┌──
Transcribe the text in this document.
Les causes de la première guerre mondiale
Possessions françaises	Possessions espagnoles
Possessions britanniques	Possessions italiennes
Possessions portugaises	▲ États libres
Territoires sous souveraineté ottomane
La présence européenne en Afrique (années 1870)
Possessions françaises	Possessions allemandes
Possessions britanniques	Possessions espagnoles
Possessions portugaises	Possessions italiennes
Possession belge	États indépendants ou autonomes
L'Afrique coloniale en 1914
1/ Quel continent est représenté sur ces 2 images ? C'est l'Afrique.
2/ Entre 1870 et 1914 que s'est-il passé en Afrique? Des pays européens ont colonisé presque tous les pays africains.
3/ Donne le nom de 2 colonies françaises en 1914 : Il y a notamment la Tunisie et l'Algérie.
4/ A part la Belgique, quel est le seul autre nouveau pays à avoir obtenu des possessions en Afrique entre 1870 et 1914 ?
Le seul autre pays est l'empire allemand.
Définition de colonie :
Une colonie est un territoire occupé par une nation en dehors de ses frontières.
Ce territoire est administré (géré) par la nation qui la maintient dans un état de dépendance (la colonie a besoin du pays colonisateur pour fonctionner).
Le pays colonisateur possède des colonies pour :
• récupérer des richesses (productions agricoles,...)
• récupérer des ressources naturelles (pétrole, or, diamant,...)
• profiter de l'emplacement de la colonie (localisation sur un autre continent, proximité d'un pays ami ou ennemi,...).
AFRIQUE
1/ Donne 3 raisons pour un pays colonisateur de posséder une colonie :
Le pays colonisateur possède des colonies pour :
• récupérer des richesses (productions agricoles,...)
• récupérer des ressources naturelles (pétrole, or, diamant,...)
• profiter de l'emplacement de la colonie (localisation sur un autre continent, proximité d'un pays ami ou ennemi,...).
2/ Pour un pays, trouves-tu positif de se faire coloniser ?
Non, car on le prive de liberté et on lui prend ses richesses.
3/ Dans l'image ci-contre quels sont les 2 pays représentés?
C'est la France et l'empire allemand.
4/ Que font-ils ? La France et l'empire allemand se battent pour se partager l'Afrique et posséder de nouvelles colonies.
└──
# [EXERCISE AIM]
Find the word "France" in the entries above and gather every line that holds it.

# [RESULT OF THIS EXERCISE]
C'est la France et l'empire allemand.
4/ Que font-ils ? La France et l'empire allemand se battent pour se partager l'Afrique et posséder de nouvelles colonies.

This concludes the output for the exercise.